### DIRECTION
Could you transcribe the material below exactly, without leaving out a single line?

# START OF LISTING

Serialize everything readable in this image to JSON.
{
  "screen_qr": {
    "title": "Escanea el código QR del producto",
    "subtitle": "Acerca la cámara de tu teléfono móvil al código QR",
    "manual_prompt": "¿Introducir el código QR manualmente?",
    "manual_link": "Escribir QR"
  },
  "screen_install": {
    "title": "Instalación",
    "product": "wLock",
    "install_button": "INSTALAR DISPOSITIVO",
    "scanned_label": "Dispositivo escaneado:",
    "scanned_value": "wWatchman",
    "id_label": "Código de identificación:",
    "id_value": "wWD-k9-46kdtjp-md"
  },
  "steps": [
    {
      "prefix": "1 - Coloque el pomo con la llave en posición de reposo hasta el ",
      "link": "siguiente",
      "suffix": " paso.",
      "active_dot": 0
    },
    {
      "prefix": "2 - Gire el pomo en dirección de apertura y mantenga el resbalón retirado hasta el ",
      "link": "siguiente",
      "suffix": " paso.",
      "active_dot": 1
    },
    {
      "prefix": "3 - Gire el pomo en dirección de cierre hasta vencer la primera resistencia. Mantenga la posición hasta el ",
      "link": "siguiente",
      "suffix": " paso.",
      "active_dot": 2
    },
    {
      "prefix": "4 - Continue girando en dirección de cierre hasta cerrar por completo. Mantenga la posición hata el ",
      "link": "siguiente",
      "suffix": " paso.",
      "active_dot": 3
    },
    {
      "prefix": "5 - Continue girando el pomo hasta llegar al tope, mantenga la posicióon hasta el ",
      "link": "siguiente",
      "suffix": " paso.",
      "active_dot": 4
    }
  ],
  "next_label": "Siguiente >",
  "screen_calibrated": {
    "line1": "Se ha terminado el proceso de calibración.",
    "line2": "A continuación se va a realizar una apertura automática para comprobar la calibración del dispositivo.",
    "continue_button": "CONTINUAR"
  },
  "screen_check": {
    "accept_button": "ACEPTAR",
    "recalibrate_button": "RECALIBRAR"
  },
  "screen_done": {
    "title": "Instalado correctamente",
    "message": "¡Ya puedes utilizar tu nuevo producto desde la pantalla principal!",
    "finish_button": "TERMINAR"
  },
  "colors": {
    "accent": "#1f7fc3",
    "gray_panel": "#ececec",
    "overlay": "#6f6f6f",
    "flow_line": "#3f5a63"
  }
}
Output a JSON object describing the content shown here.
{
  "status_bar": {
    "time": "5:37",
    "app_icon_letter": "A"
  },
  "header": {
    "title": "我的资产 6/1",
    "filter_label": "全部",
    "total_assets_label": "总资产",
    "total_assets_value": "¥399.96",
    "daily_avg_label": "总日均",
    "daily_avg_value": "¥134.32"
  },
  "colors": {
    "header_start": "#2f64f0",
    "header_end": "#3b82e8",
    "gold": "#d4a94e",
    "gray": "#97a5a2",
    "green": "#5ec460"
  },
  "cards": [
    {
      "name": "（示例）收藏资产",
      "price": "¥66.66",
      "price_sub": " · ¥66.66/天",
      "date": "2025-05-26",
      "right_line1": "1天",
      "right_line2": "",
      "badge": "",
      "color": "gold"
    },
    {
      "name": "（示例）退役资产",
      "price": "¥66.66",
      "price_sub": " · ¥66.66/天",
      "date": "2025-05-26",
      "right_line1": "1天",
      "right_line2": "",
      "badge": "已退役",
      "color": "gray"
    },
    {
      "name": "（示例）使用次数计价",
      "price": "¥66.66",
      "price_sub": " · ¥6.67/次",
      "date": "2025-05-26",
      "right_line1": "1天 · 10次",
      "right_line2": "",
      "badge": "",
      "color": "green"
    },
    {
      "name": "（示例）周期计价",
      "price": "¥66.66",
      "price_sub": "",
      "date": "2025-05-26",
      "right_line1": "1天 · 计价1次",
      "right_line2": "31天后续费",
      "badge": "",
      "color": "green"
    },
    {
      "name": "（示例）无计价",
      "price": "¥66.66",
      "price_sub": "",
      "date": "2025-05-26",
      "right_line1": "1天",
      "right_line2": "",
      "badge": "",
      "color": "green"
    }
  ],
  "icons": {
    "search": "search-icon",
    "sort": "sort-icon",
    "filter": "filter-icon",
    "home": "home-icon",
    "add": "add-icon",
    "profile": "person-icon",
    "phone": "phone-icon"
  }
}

# END OF LISTING

### EXERCISE SOLUTION
Serialize everything readable in this image to JSON.
{
  "screen_qr": {
    "title": "Escanea el código QR del producto",
    "subtitle": "Acerca la cámara de tu teléfono móvil al código QR",
    "manual_prompt": "¿Introducir el código QR manualmente?",
    "manual_link": "Escribir QR"
  },
  "screen_install": {
    "title": "Instalación",
    "product": "wLock",
    "install_button": "INSTALAR DISPOSITIVO",
    "scanned_label": "Dispositivo escaneado:",
    "scanned_value": "wWatchman",
    "id_label": "Código de identificación:",
    "id_value": "wWD-k9-46kdtjp-md"
  },
  "steps": [
    {
      "prefix": "1 - Coloque el pomo con la llave en posición de reposo hasta el ",
      "link": "siguiente",
      "suffix": " paso.",
      "active_dot": 0
    },
    {
      "prefix": "2 - Gire el pomo en dirección de apertura y mantenga el resbalón retirado hasta el ",
      "link": "siguiente",
      "suffix": " paso.",
      "active_dot": 1
    },
    {
      "prefix": "3 - Gire el pomo en dirección de cierre hasta vencer la primera resistencia. Mantenga la posición hasta el ",
      "link": "siguiente",
      "suffix": " paso.",
      "active_dot": 2
    },
    {
      "prefix": "4 - Continue girando en dirección de cierre hasta cerrar por completo. Mantenga la posición hata el ",
      "link": "siguiente",
      "suffix": " paso.",
      "active_dot": 3
    },
    {
      "prefix": "5 - Continue girando el pomo hasta llegar al tope, mantenga la posicióon hasta el ",
      "link": "siguiente",
      "suffix": " paso.",
      "active_dot": 4
    }
  ],
  "next_label": "Siguiente >",
  "screen_calibrated": {
    "line1": "Se ha terminado el proceso de calibración.",
    "line2": "A continuación se va a realizar una apertura automática para comprobar la calibración del dispositivo.",
    "continue_button": "CONTINUAR"
  },
  "screen_check": {
    "accept_button": "ACEPTAR",
    "recalibrate_button": "RECALIBRAR"
  },
  "screen_done": {
    "title": "Instalado correctamente",
    "message": "¡Ya puedes utilizar tu nuevo producto desde la pantalla principal!",
    "finish_button": "TERMINAR"
  },
  "colors": {
    "accent": "#1f7fc3",
    "gray_panel": "#ececec",
    "overlay": "#6f6f6f",
    "flow_line": "#3f5a63"
  }
}
Output a JSON object describing the content shown here.
{
  "status_bar": {
    "time": "5:37",
    "app_icon_letter": "A"
  },
  "header": {
    "title": "我的资产 6/1",
    "filter_label": "全部",
    "total_assets_label": "总资产",
    "total_assets_value": "¥399.96",
    "daily_avg_label": "总日均",
    "daily_avg_value": "¥134.32"
  },
  "colors": {
    "header_start": "#2f64f0",
    "header_end": "#3b82e8",
    "gold": "#d4a94e",
    "gray": "#97a5a2",
    "green": "#5ec460"
  },
  "cards": [
    {
      "name": "（示例）收藏资产",
      "price": "¥66.66",
      "price_sub": " · ¥66.66/天",
      "date": "2025-05-26",
      "right_line1": "1天",
      "right_line2": "",
      "badge": "",
      "color": "gold"
    },
    {
      "name": "（示例）退役资产",
      "price": "¥66.66",
      "price_sub": " · ¥66.66/天",
      "date": "2025-05-26",
      "right_line1": "1天",
      "right_line2": "",
      "badge": "已退役",
      "color": "gray"
    },
    {
      "name": "（示例）使用次数计价",
      "price": "¥66.66",
      "price_sub": " · ¥6.67/次",
      "date": "2025-05-26",
      "right_line1": "1天 · 10次",
      "right_line2": "",
      "badge": "",
      "color": "green"
    },
    {
      "name": "（示例）周期计价",
      "price": "¥66.66",
      "price_sub": "",
      "date": "2025-05-26",
      "right_line1": "1天 · 计价1次",
      "right_line2": "31天后续费",
      "badge": "",
      "color": "green"
    },
    {
      "name": "（示例）无计价",
      "price": "¥66.66",
      "price_sub": "",
      "date": "2025-05-26",
      "right_line1": "1天",
      "right_line2": "",
      "badge": "",
      "color": "green"
    }
  ],
  "icons": {
    "search": "search-icon",
    "sort": "sort-icon",
    "filter": "filter-icon",
    "home": "home-icon",
    "add": "add-icon",
    "profile": "person-icon",
    "phone": "phone-icon"
  }
}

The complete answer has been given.